Print every one of the lines below word for word, changing nothing.

※

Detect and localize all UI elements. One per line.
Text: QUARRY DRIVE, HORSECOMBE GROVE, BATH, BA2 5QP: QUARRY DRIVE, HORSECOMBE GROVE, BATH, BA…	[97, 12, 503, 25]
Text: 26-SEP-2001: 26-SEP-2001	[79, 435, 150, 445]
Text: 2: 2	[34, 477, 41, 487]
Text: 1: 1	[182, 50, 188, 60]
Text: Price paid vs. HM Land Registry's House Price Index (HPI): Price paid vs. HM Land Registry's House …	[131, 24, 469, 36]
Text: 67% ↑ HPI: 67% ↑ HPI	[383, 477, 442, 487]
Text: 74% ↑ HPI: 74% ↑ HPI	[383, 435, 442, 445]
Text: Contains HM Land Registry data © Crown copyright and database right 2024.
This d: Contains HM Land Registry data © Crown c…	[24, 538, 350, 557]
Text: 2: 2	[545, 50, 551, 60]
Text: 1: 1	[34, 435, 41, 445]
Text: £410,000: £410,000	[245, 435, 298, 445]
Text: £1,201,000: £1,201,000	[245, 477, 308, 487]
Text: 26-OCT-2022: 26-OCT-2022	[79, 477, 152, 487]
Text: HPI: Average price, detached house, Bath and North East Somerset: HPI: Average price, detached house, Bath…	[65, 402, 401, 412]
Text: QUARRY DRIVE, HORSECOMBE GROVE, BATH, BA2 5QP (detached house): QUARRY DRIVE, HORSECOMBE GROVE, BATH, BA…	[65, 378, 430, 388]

※

(Response):
Detect and localize all UI elements. One per line.
Text: QUARRY DRIVE, HORSECOMBE GROVE, BATH, BA2 5QP: QUARRY DRIVE, HORSECOMBE GROVE, BATH, BA…	[97, 12, 503, 25]
Text: 26-SEP-2001: 26-SEP-2001	[79, 435, 150, 445]
Text: 2: 2	[34, 477, 41, 487]
Text: 1: 1	[182, 50, 188, 60]
Text: Price paid vs. HM Land Registry's House Price Index (HPI): Price paid vs. HM Land Registry's House …	[131, 24, 469, 36]
Text: 67% ↑ HPI: 67% ↑ HPI	[383, 477, 442, 487]
Text: 74% ↑ HPI: 74% ↑ HPI	[383, 435, 442, 445]
Text: Contains HM Land Registry data © Crown copyright and database right 2024.
This d: Contains HM Land Registry data © Crown c…	[24, 538, 350, 557]
Text: 2: 2	[545, 50, 551, 60]
Text: 1: 1	[34, 435, 41, 445]
Text: £410,000: £410,000	[245, 435, 298, 445]
Text: £1,201,000: £1,201,000	[245, 477, 308, 487]
Text: 26-OCT-2022: 26-OCT-2022	[79, 477, 152, 487]
Text: HPI: Average price, detached house, Bath and North East Somerset: HPI: Average price, detached house, Bath…	[65, 402, 401, 412]
Text: QUARRY DRIVE, HORSECOMBE GROVE, BATH, BA2 5QP (detached house): QUARRY DRIVE, HORSECOMBE GROVE, BATH, BA…	[65, 378, 430, 388]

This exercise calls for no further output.